▸ **What needs to be done**
Reply with one number only: the count of lines below that contain the word "Tillægsliste".

▸ **Data listing**
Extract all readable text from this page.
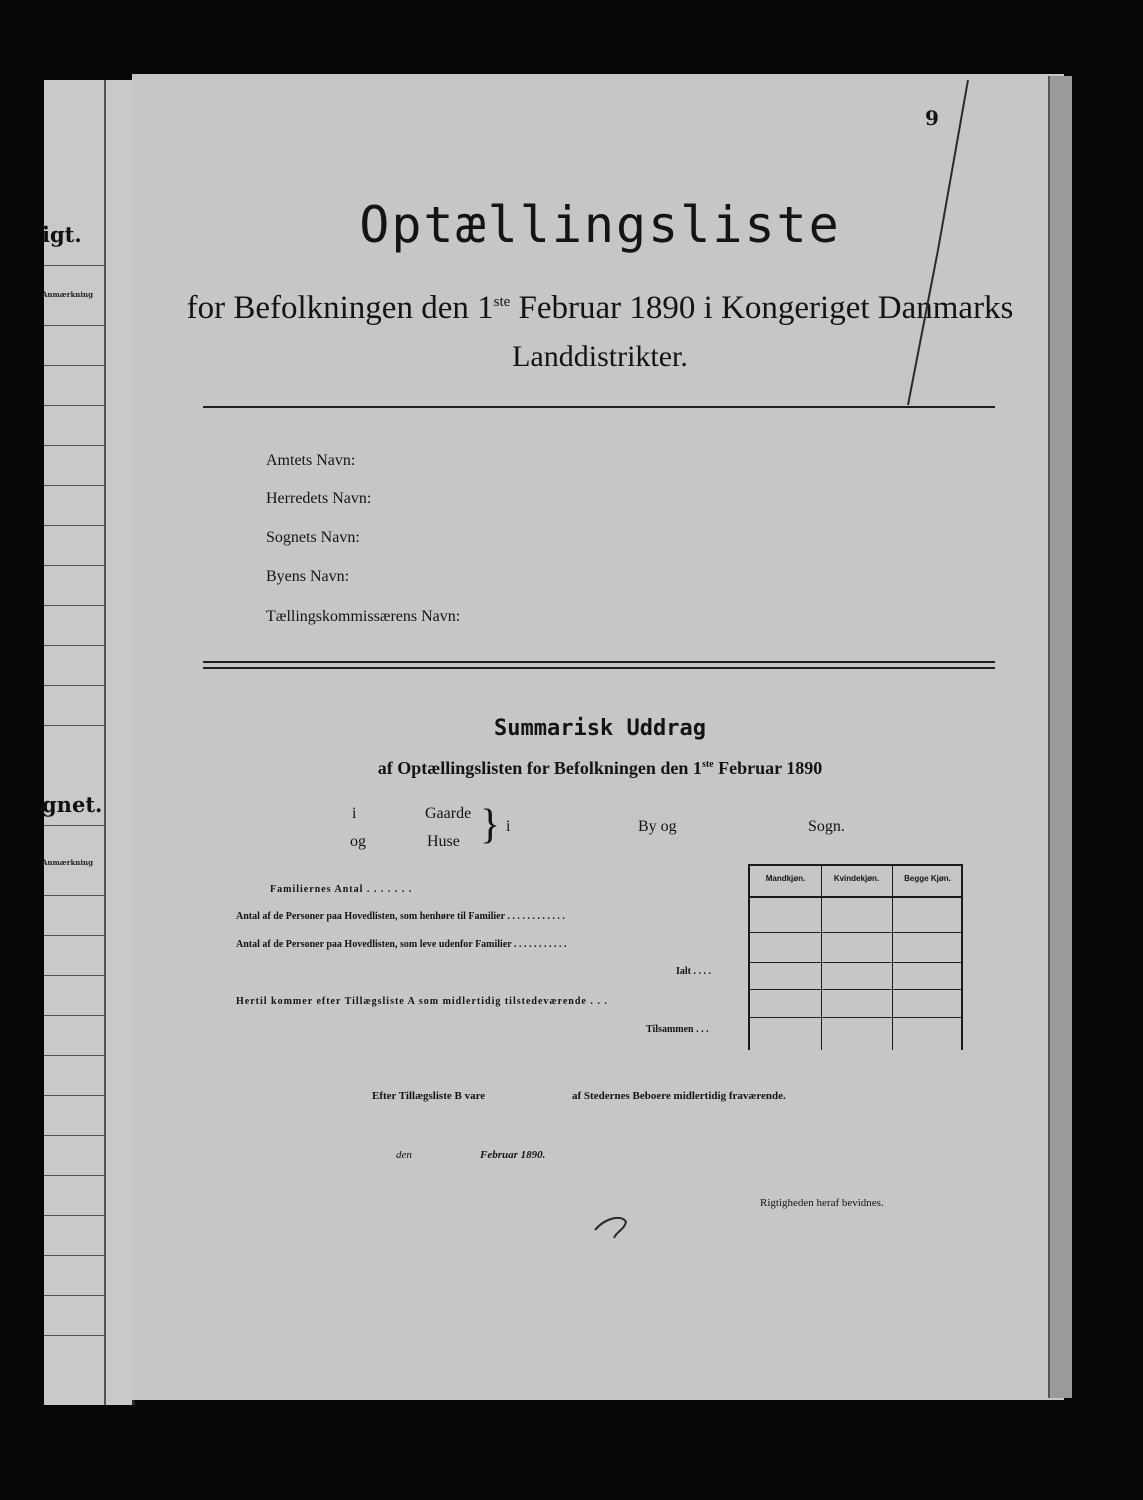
igt.
Anmærkning
gnet.
Anmærkning
9
Optællingsliste
for Befolkningen den 1ste Februar 1890 i Kongeriget Danmarks
Landdistrikter.
Amtets Navn:
Herredets Navn:
Sognets Navn:
Byens Navn:
Tællingskommissærens Navn:
Summarisk Uddrag
af Optællingslisten for Befolkningen den 1ste Februar 1890
i
og
Gaarde
Huse } i	By og	Sogn.
Mandkjøn.	Kvindekjøn.	Begge Kjøn.
Familiernes Antal . . . . . . .
Antal af de Personer paa Hovedlisten, som henhøre til Familier . . . . . . . . . . . .
Antal af de Personer paa Hovedlisten, som leve udenfor Familier . . . . . . . . . . .
Ialt . . . .
Hertil kommer efter Tillægsliste A som midlertidig tilstedeværende . . .
Tilsammen . . .
Efter Tillægsliste B vare	af Stedernes Beboere midlertidig fraværende.
den	Februar 1890.
Rigtigheden heraf bevidnes.
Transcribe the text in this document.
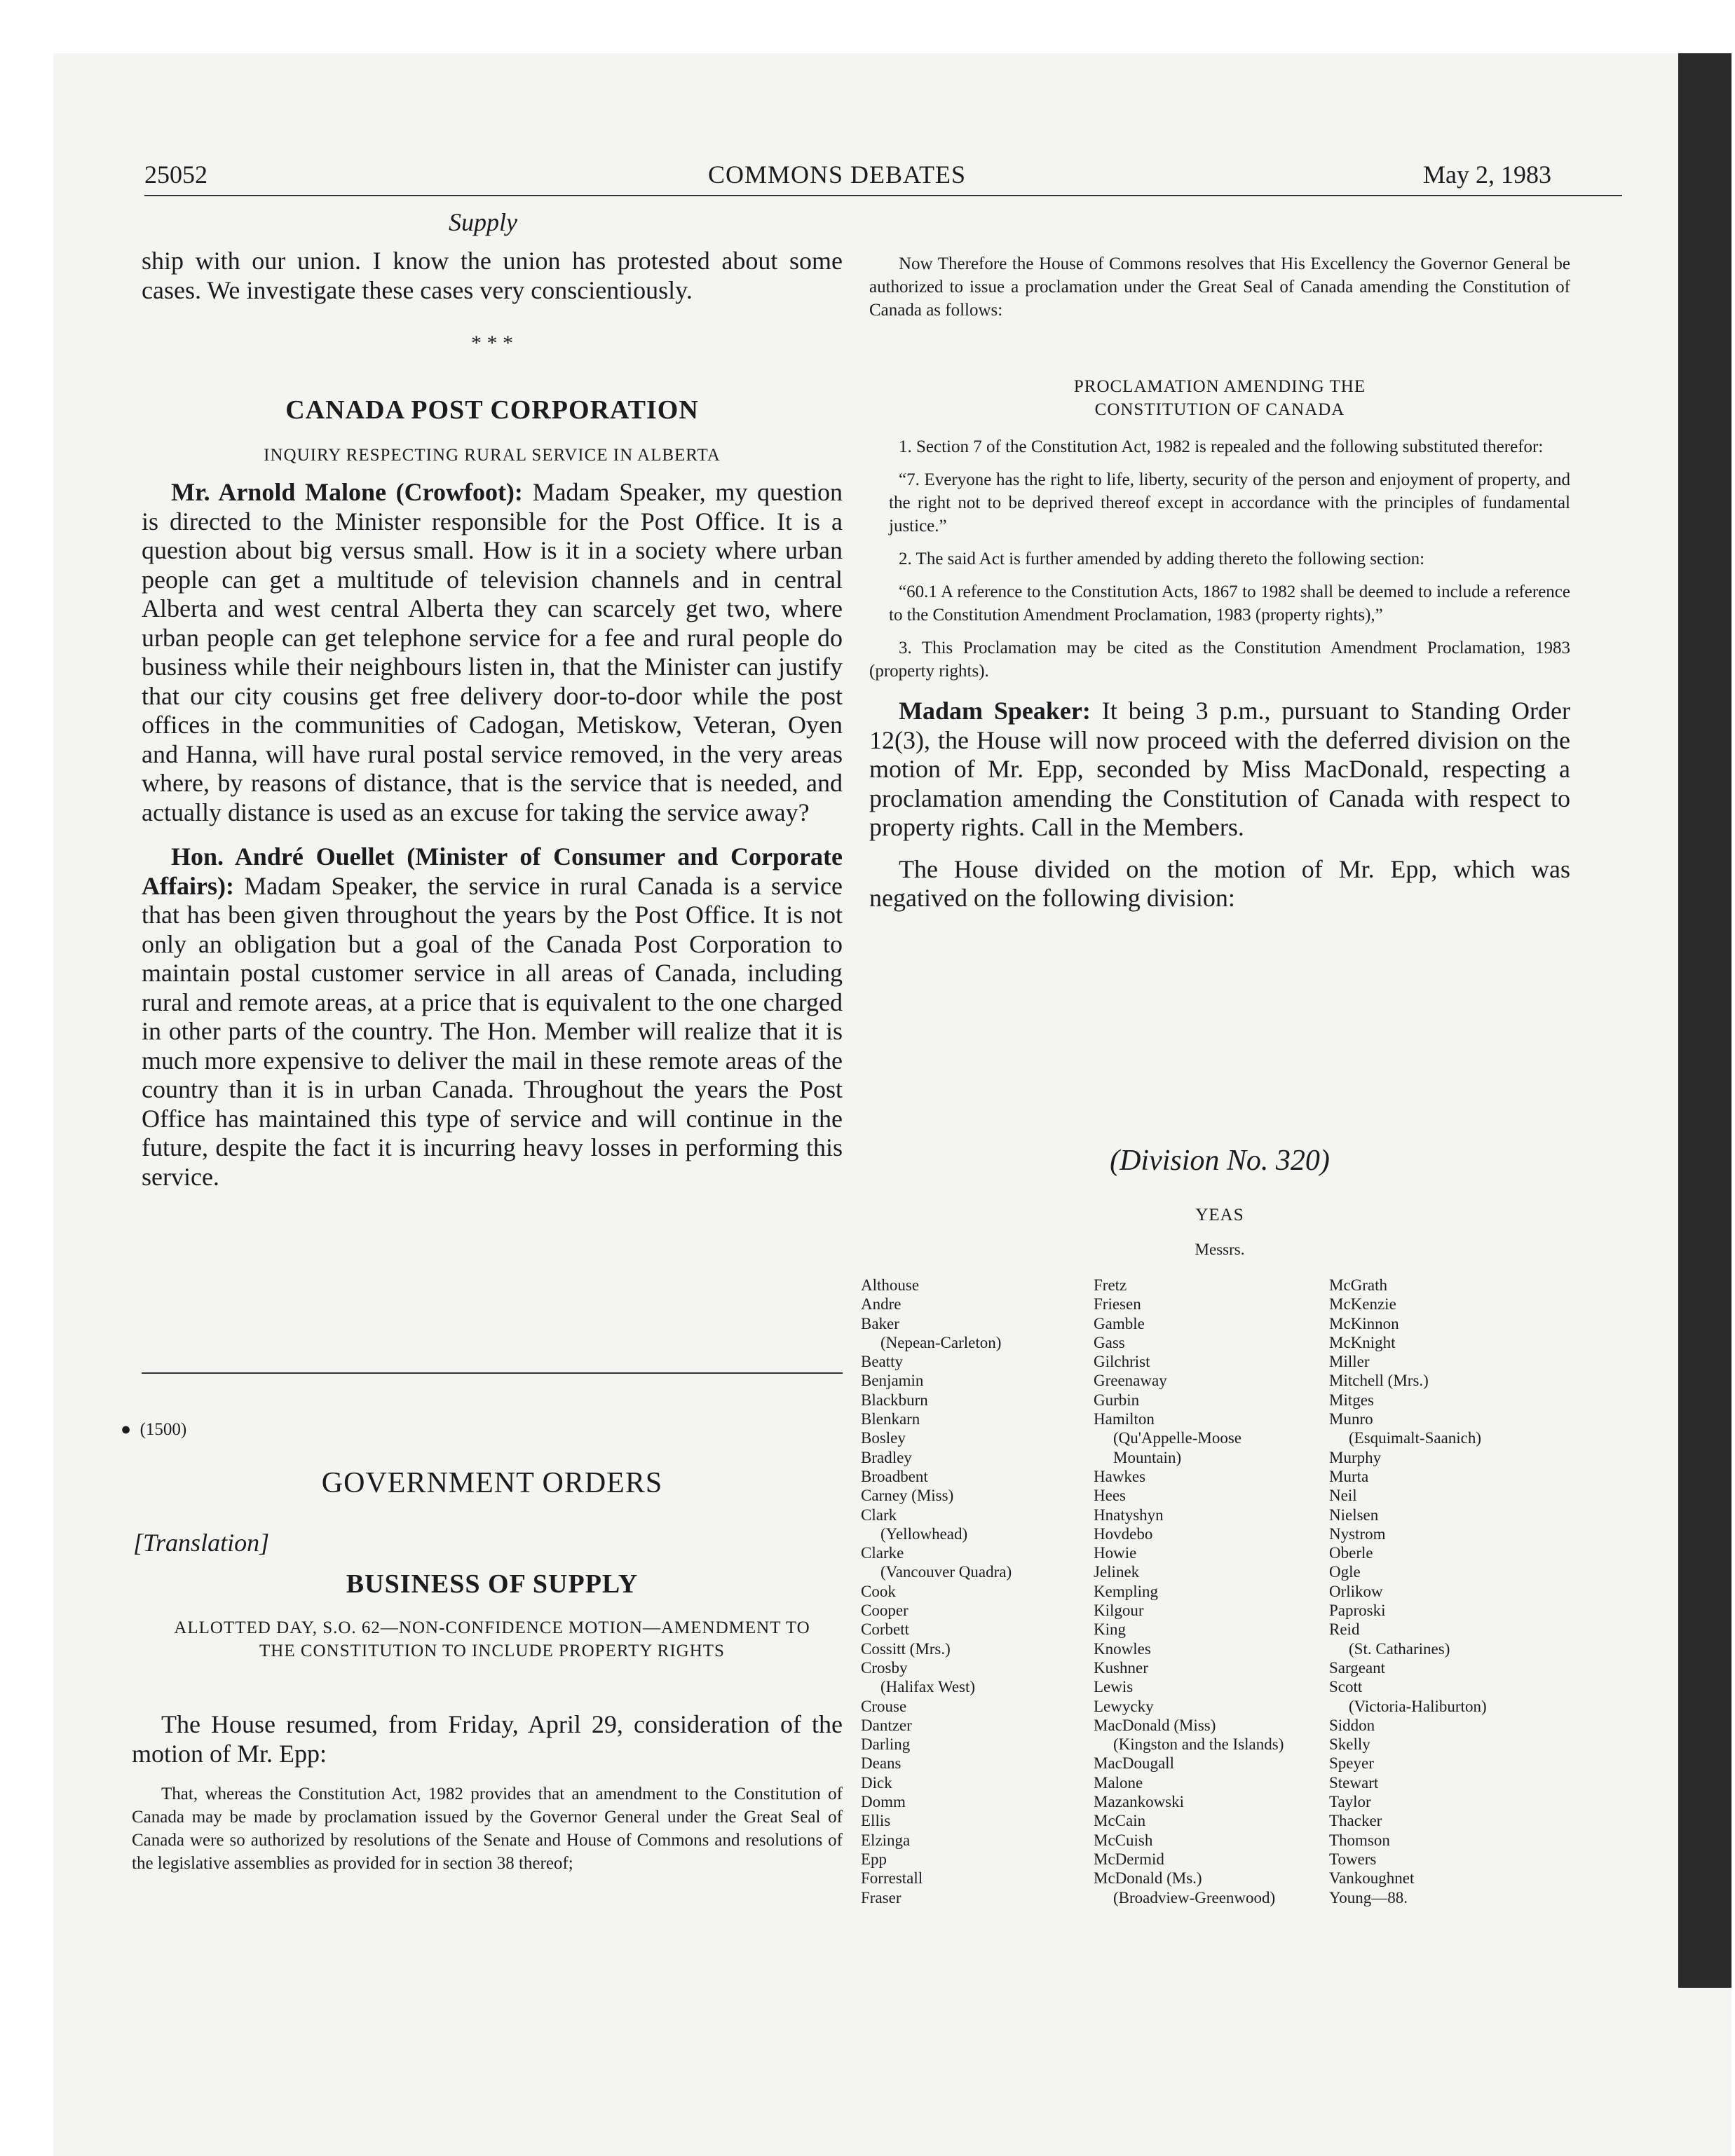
25052	COMMONS DEBATES	May 2, 1983
Supply

ship with our union. I know the union has protested about some cases. We investigate these cases very conscientiously.

* * *
CANADA POST CORPORATION
INQUIRY RESPECTING RURAL SERVICE IN ALBERTA

Mr. Arnold Malone (Crowfoot): Madam Speaker, my question is directed to the Minister responsible for the Post Office. It is a question about big versus small. How is it in a society where urban people can get a multitude of television channels and in central Alberta and west central Alberta they can scarcely get two, where urban people can get telephone service for a fee and rural people do business while their neighbours listen in, that the Minister can justify that our city cousins get free delivery door-to-door while the post offices in the communities of Cadogan, Metiskow, Veteran, Oyen and Hanna, will have rural postal service removed, in the very areas where, by reasons of distance, that is the service that is needed, and actually distance is used as an excuse for taking the service away?

Hon. André Ouellet (Minister of Consumer and Corporate Affairs): Madam Speaker, the service in rural Canada is a service that has been given throughout the years by the Post Office. It is not only an obligation but a goal of the Canada Post Corporation to maintain postal customer service in all areas of Canada, including rural and remote areas, at a price that is equivalent to the one charged in other parts of the country. The Hon. Member will realize that it is much more expensive to deliver the mail in these remote areas of the country than it is in urban Canada. Throughout the years the Post Office has maintained this type of service and will continue in the future, despite the fact it is incurring heavy losses in performing this service.

● (1500)
GOVERNMENT ORDERS
[Translation]
BUSINESS OF SUPPLY
ALLOTTED DAY, S.O. 62—NON-CONFIDENCE MOTION—AMENDMENT TO THE CONSTITUTION TO INCLUDE PROPERTY RIGHTS

The House resumed, from Friday, April 29, consideration of the motion of Mr. Epp:

That, whereas the Constitution Act, 1982 provides that an amendment to the Constitution of Canada may be made by proclamation issued by the Governor General under the Great Seal of Canada were so authorized by resolutions of the Senate and House of Commons and resolutions of the legislative assemblies as provided for in section 38 thereof;

Now Therefore the House of Commons resolves that His Excellency the Governor General be authorized to issue a proclamation under the Great Seal of Canada amending the Constitution of Canada as follows:

PROCLAMATION AMENDING THE
CONSTITUTION OF CANADA

1. Section 7 of the Constitution Act, 1982 is repealed and the following substituted therefor:

“7. Everyone has the right to life, liberty, security of the person and enjoyment of property, and the right not to be deprived thereof except in accordance with the principles of fundamental justice.”

2. The said Act is further amended by adding thereto the following section:

“60.1 A reference to the Constitution Acts, 1867 to 1982 shall be deemed to include a reference to the Constitution Amendment Proclamation, 1983 (property rights),”

3. This Proclamation may be cited as the Constitution Amendment Proclamation, 1983 (property rights).

Madam Speaker: It being 3 p.m., pursuant to Standing Order 12(3), the House will now proceed with the deferred division on the motion of Mr. Epp, seconded by Miss MacDonald, respecting a proclamation amending the Constitution of Canada with respect to property rights. Call in the Members.

The House divided on the motion of Mr. Epp, which was negatived on the following division:

(Division No. 320)
YEAS
Messrs.
Althouse
Andre
Baker
(Nepean-Carleton)
Beatty
Benjamin
Blackburn
Blenkarn
Bosley
Bradley
Broadbent
Carney (Miss)
Clark
(Yellowhead)
Clarke
(Vancouver Quadra)
Cook
Cooper
Corbett
Cossitt (Mrs.)
Crosby
(Halifax West)
Crouse
Dantzer
Darling
Deans
Dick
Domm
Ellis
Elzinga
Epp
Forrestall
Fraser
Fretz
Friesen
Gamble
Gass
Gilchrist
Greenaway
Gurbin
Hamilton
(Qu'Appelle-Moose
Mountain)
Hawkes
Hees
Hnatyshyn
Hovdebo
Howie
Jelinek
Kempling
Kilgour
King
Knowles
Kushner
Lewis
Lewycky
MacDonald (Miss)
(Kingston and the Islands)
MacDougall
Malone
Mazankowski
McCain
McCuish
McDermid
McDonald (Ms.)
(Broadview-Greenwood)
McGrath
McKenzie
McKinnon
McKnight
Miller
Mitchell (Mrs.)
Mitges
Munro
(Esquimalt-Saanich)
Murphy
Murta
Neil
Nielsen
Nystrom
Oberle
Ogle
Orlikow
Paproski
Reid
(St. Catharines)
Sargeant
Scott
(Victoria-Haliburton)
Siddon
Skelly
Speyer
Stewart
Taylor
Thacker
Thomson
Towers
Vankoughnet
Young—88.
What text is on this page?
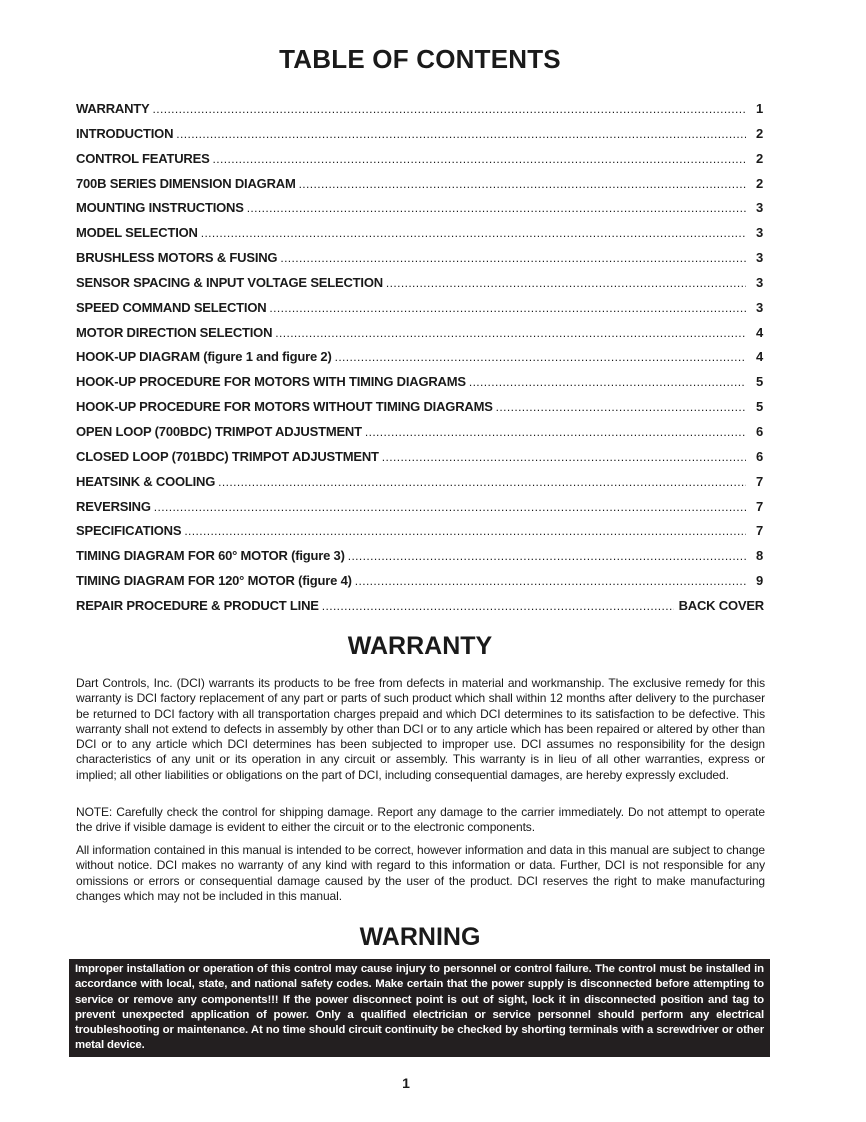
TABLE OF CONTENTS
WARRANTY .....	1
INTRODUCTION .....	2
CONTROL FEATURES .....	2
700B SERIES DIMENSION DIAGRAM .....	2
MOUNTING INSTRUCTIONS .....	3
MODEL SELECTION .....	3
BRUSHLESS MOTORS & FUSING .....	3
SENSOR SPACING & INPUT VOLTAGE SELECTION .....	3
SPEED COMMAND SELECTION .....	3
MOTOR DIRECTION SELECTION .....	4
HOOK-UP DIAGRAM (figure 1 and figure 2) .....	4
HOOK-UP PROCEDURE FOR MOTORS WITH TIMING DIAGRAMS .....	5
HOOK-UP PROCEDURE FOR MOTORS WITHOUT TIMING DIAGRAMS .....	5
OPEN LOOP (700BDC) TRIMPOT ADJUSTMENT .....	6
CLOSED LOOP (701BDC) TRIMPOT ADJUSTMENT .....	6
HEATSINK & COOLING .....	7
REVERSING .....	7
SPECIFICATIONS .....	7
TIMING DIAGRAM FOR 60° MOTOR (figure 3) .....	8
TIMING DIAGRAM FOR 120° MOTOR (figure 4) .....	9
REPAIR PROCEDURE & PRODUCT LINE .....	BACK COVER
WARRANTY
Dart Controls, Inc. (DCI) warrants its products to be free from defects in material and workmanship. The exclusive remedy for this warranty is DCI factory replacement of any part or parts of such product which shall within 12 months after delivery to the purchaser be returned to DCI factory with all transportation charges prepaid and which DCI determines to its satisfaction to be defective. This warranty shall not extend to defects in assembly by other than DCI or to any article which has been repaired or altered by other than DCI or to any article which DCI determines has been subjected to improper use. DCI assumes no responsibility for the design characteristics of any unit or its operation in any circuit or assembly. This warranty is in lieu of all other warranties, express or implied; all other liabilities or obligations on the part of DCI, including consequential damages, are hereby expressly excluded.
NOTE: Carefully check the control for shipping damage. Report any damage to the carrier immediately. Do not attempt to operate the drive if visible damage is evident to either the circuit or to the electronic components.
All information contained in this manual is intended to be correct, however information and data in this manual are subject to change without notice. DCI makes no warranty of any kind with regard to this information or data. Further, DCI is not responsible for any omissions or errors or consequential damage caused by the user of the product. DCI reserves the right to make manufacturing changes which may not be included in this manual.
WARNING
Improper installation or operation of this control may cause injury to personnel or control failure. The control must be installed in accordance with local, state, and national safety codes. Make certain that the power supply is disconnected before attempting to service or remove any components!!! If the power disconnect point is out of sight, lock it in disconnected position and tag to prevent unexpected application of power. Only a qualified electrician or service personnel should perform any electrical troubleshooting or maintenance. At no time should circuit continuity be checked by shorting terminals with a screwdriver or other metal device.
1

▸ **Task result**
2